═════ Listed records

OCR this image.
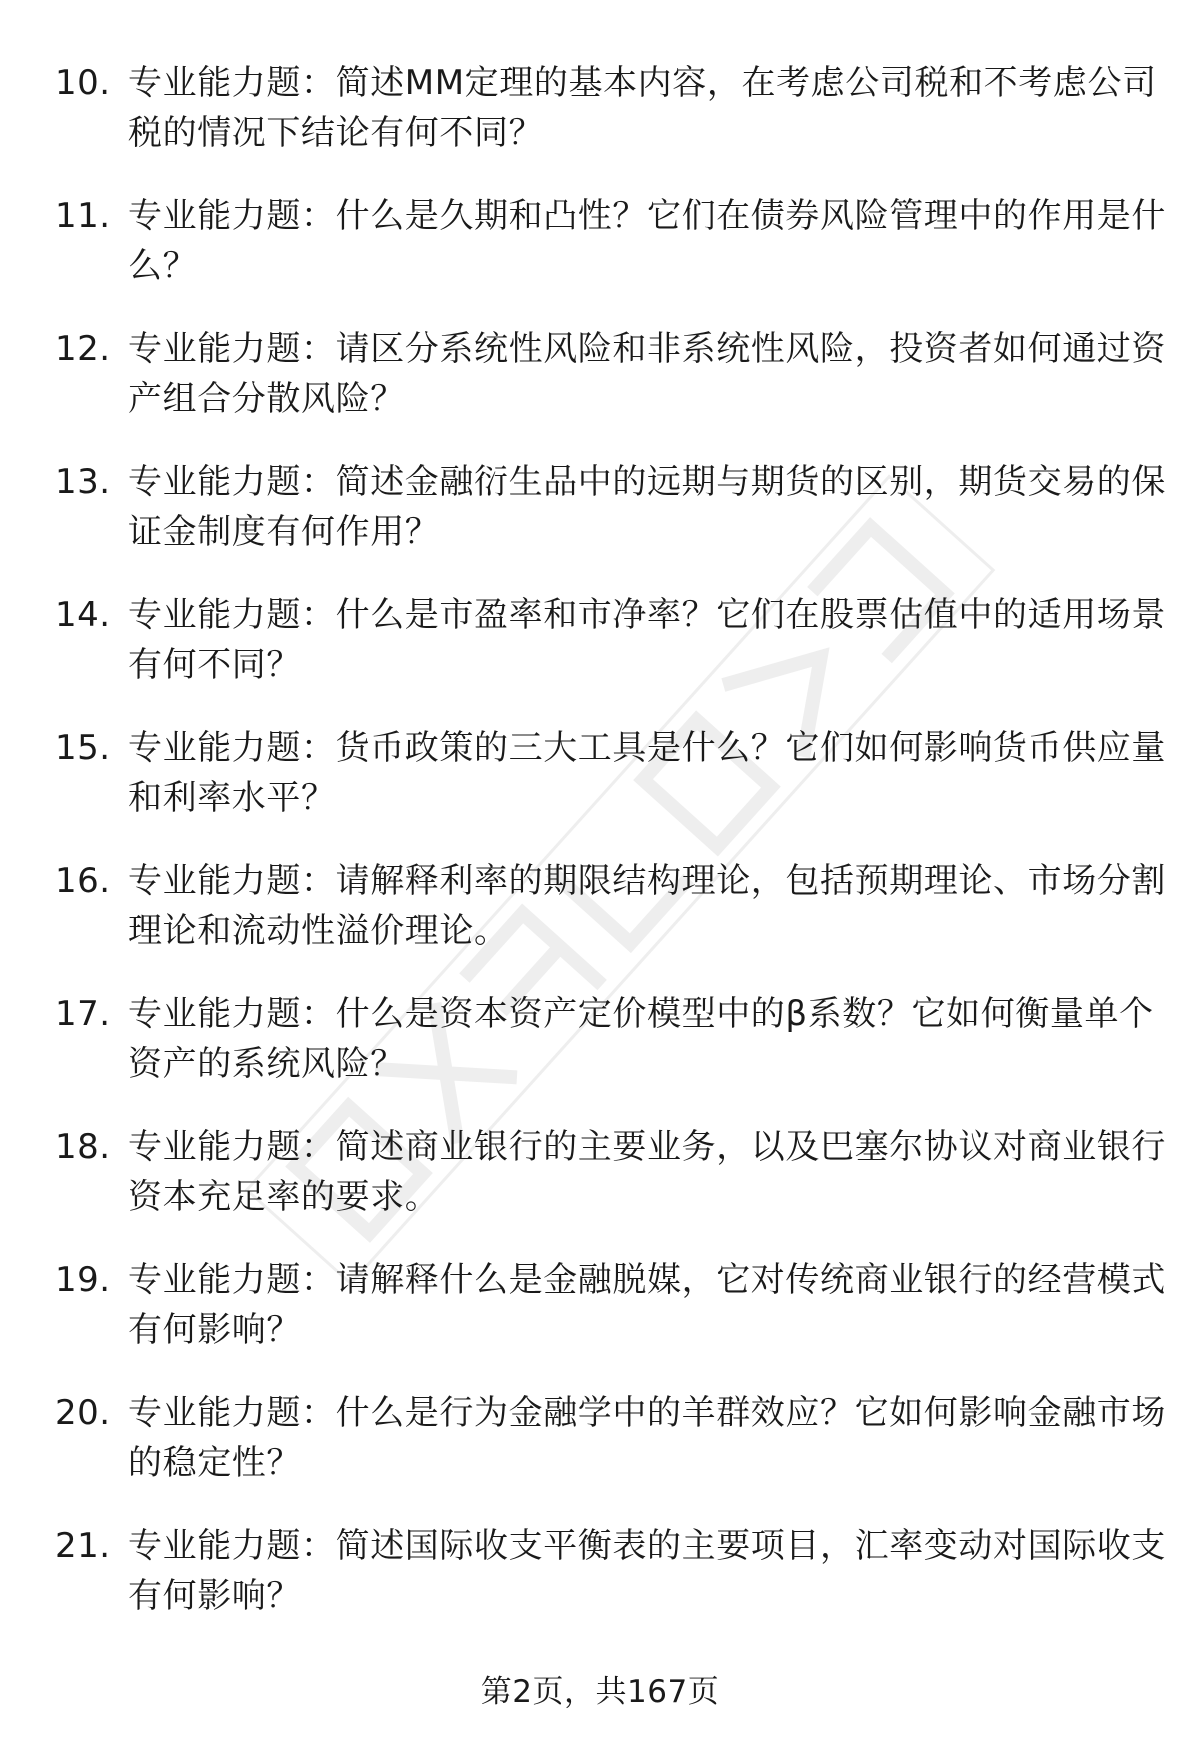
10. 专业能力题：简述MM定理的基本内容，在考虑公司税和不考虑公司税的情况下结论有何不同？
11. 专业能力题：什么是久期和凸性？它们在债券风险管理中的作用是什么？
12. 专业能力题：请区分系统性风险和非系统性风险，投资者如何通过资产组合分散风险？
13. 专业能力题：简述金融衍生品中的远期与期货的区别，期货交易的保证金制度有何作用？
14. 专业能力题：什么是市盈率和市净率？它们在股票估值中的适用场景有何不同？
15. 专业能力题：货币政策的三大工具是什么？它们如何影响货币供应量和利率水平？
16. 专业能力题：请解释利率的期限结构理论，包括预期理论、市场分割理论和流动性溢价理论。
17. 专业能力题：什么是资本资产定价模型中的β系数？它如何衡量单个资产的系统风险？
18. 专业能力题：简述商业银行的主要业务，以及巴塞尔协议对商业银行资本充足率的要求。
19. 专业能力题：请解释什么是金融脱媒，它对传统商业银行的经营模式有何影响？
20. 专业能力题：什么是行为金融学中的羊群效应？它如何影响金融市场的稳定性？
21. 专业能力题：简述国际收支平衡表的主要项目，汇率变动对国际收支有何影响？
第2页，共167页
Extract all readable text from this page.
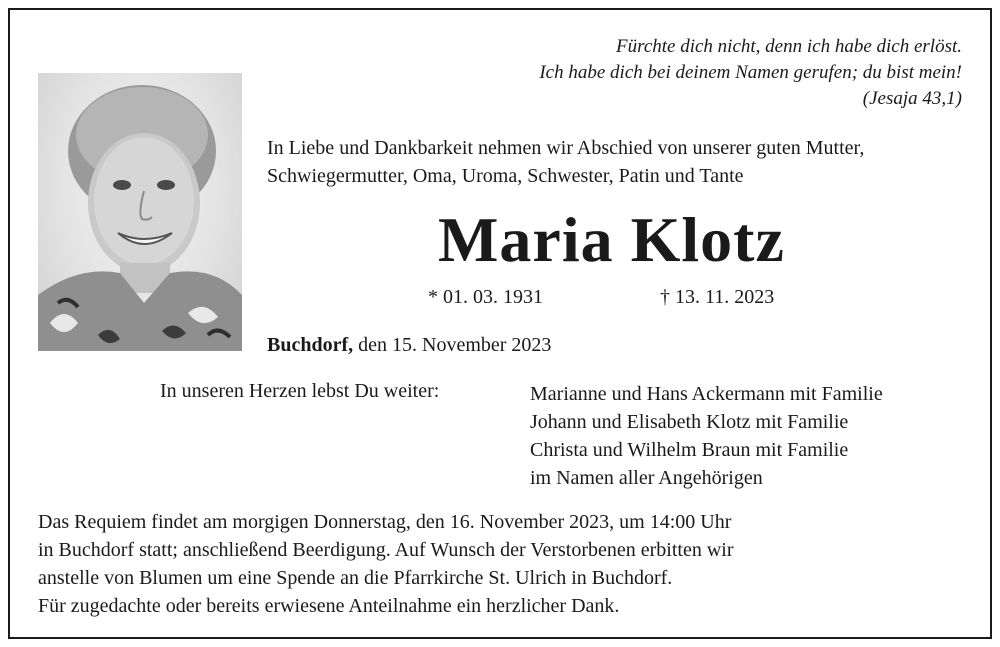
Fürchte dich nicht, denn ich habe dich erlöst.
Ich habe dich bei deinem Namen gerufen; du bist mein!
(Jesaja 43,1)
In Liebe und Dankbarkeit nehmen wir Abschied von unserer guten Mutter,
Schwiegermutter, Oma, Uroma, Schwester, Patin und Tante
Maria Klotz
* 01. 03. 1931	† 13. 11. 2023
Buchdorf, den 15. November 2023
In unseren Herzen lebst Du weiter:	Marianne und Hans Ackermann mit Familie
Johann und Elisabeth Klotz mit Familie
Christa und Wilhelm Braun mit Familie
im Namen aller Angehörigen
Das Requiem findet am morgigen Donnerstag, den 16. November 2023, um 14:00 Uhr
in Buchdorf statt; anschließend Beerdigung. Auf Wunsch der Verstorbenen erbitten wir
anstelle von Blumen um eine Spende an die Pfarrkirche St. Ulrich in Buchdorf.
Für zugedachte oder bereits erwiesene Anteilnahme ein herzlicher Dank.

══════════

Quote the listing above in full, except for the pictures.

▸ Output:
OCR this image.
10. 专业能力题：简述MM定理的基本内容，在考虑公司税和不考虑公司税的情况下结论有何不同？
11. 专业能力题：什么是久期和凸性？它们在债券风险管理中的作用是什么？
12. 专业能力题：请区分系统性风险和非系统性风险，投资者如何通过资产组合分散风险？
13. 专业能力题：简述金融衍生品中的远期与期货的区别，期货交易的保证金制度有何作用？
14. 专业能力题：什么是市盈率和市净率？它们在股票估值中的适用场景有何不同？
15. 专业能力题：货币政策的三大工具是什么？它们如何影响货币供应量和利率水平？
16. 专业能力题：请解释利率的期限结构理论，包括预期理论、市场分割理论和流动性溢价理论。
17. 专业能力题：什么是资本资产定价模型中的β系数？它如何衡量单个资产的系统风险？
18. 专业能力题：简述商业银行的主要业务，以及巴塞尔协议对商业银行资本充足率的要求。
19. 专业能力题：请解释什么是金融脱媒，它对传统商业银行的经营模式有何影响？
20. 专业能力题：什么是行为金融学中的羊群效应？它如何影响金融市场的稳定性？
21. 专业能力题：简述国际收支平衡表的主要项目，汇率变动对国际收支有何影响？
第2页，共167页
Extract all readable text from this page.
Fürchte dich nicht, denn ich habe dich erlöst.
Ich habe dich bei deinem Namen gerufen; du bist mein!
(Jesaja 43,1)
In Liebe und Dankbarkeit nehmen wir Abschied von unserer guten Mutter,
Schwiegermutter, Oma, Uroma, Schwester, Patin und Tante
Maria Klotz
* 01. 03. 1931	† 13. 11. 2023
Buchdorf, den 15. November 2023
In unseren Herzen lebst Du weiter:	Marianne und Hans Ackermann mit Familie
Johann und Elisabeth Klotz mit Familie
Christa und Wilhelm Braun mit Familie
im Namen aller Angehörigen
Das Requiem findet am morgigen Donnerstag, den 16. November 2023, um 14:00 Uhr
in Buchdorf statt; anschließend Beerdigung. Auf Wunsch der Verstorbenen erbitten wir
anstelle von Blumen um eine Spende an die Pfarrkirche St. Ulrich in Buchdorf.
Für zugedachte oder bereits erwiesene Anteilnahme ein herzlicher Dank.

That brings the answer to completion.